Go through the listing and copy every line word for word.

* start STORED ROWS *

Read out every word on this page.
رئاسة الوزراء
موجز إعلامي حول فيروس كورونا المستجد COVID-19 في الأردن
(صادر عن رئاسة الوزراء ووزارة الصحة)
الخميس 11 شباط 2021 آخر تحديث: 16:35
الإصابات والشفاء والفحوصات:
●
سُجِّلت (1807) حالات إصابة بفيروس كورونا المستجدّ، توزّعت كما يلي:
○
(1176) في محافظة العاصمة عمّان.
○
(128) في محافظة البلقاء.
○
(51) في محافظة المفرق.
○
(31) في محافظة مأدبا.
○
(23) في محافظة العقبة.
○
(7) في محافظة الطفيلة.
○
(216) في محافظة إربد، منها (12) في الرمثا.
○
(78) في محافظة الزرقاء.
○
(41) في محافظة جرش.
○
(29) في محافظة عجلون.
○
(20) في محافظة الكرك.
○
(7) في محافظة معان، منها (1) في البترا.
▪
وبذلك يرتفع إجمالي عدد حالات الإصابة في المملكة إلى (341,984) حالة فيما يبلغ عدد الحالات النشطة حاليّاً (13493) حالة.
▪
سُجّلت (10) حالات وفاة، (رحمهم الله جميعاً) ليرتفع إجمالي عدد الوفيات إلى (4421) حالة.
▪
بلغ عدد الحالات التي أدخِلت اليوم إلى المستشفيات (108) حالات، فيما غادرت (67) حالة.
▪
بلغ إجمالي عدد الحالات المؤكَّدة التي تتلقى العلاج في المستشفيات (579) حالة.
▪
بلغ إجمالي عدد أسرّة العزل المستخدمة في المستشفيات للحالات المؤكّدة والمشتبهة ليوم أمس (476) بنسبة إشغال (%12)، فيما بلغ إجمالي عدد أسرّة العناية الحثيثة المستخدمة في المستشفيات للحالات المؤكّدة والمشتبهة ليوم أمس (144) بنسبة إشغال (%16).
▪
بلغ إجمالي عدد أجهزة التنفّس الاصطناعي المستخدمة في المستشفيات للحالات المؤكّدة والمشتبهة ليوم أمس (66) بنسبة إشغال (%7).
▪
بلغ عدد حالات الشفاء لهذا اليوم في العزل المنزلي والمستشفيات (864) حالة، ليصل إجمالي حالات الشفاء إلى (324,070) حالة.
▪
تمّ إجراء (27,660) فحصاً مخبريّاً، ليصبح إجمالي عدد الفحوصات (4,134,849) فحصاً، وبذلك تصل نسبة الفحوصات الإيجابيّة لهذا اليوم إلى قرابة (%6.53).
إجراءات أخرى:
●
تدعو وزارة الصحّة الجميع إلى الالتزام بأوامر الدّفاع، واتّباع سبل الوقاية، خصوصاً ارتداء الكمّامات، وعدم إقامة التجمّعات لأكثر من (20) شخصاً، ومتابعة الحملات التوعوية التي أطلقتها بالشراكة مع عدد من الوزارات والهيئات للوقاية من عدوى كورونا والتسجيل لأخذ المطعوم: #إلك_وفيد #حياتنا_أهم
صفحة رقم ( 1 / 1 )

* end STORED ROWS *

> CORRECT RESULT
Read out every word on this page.
رئاسة الوزراء
موجز إعلامي حول فيروس كورونا المستجد COVID-19 في الأردن
(صادر عن رئاسة الوزراء ووزارة الصحة)
الخميس 11 شباط 2021 آخر تحديث: 16:35
الإصابات والشفاء والفحوصات:
●
سُجِّلت (1807) حالات إصابة بفيروس كورونا المستجدّ، توزّعت كما يلي:
○
(1176) في محافظة العاصمة عمّان.
○
(128) في محافظة البلقاء.
○
(51) في محافظة المفرق.
○
(31) في محافظة مأدبا.
○
(23) في محافظة العقبة.
○
(7) في محافظة الطفيلة.
○
(216) في محافظة إربد، منها (12) في الرمثا.
○
(78) في محافظة الزرقاء.
○
(41) في محافظة جرش.
○
(29) في محافظة عجلون.
○
(20) في محافظة الكرك.
○
(7) في محافظة معان، منها (1) في البترا.
▪
وبذلك يرتفع إجمالي عدد حالات الإصابة في المملكة إلى (341,984) حالة فيما يبلغ عدد الحالات النشطة حاليّاً (13493) حالة.
▪
سُجّلت (10) حالات وفاة، (رحمهم الله جميعاً) ليرتفع إجمالي عدد الوفيات إلى (4421) حالة.
▪
بلغ عدد الحالات التي أدخِلت اليوم إلى المستشفيات (108) حالات، فيما غادرت (67) حالة.
▪
بلغ إجمالي عدد الحالات المؤكَّدة التي تتلقى العلاج في المستشفيات (579) حالة.
▪
بلغ إجمالي عدد أسرّة العزل المستخدمة في المستشفيات للحالات المؤكّدة والمشتبهة ليوم أمس (476) بنسبة إشغال (%12)، فيما بلغ إجمالي عدد أسرّة العناية الحثيثة المستخدمة في المستشفيات للحالات المؤكّدة والمشتبهة ليوم أمس (144) بنسبة إشغال (%16).
▪
بلغ إجمالي عدد أجهزة التنفّس الاصطناعي المستخدمة في المستشفيات للحالات المؤكّدة والمشتبهة ليوم أمس (66) بنسبة إشغال (%7).
▪
بلغ عدد حالات الشفاء لهذا اليوم في العزل المنزلي والمستشفيات (864) حالة، ليصل إجمالي حالات الشفاء إلى (324,070) حالة.
▪
تمّ إجراء (27,660) فحصاً مخبريّاً، ليصبح إجمالي عدد الفحوصات (4,134,849) فحصاً، وبذلك تصل نسبة الفحوصات الإيجابيّة لهذا اليوم إلى قرابة (%6.53).
إجراءات أخرى:
●
تدعو وزارة الصحّة الجميع إلى الالتزام بأوامر الدّفاع، واتّباع سبل الوقاية، خصوصاً ارتداء الكمّامات، وعدم إقامة التجمّعات لأكثر من (20) شخصاً، ومتابعة الحملات التوعوية التي أطلقتها بالشراكة مع عدد من الوزارات والهيئات للوقاية من عدوى كورونا والتسجيل لأخذ المطعوم: #إلك_وفيد #حياتنا_أهم
صفحة رقم ( 1 / 1 )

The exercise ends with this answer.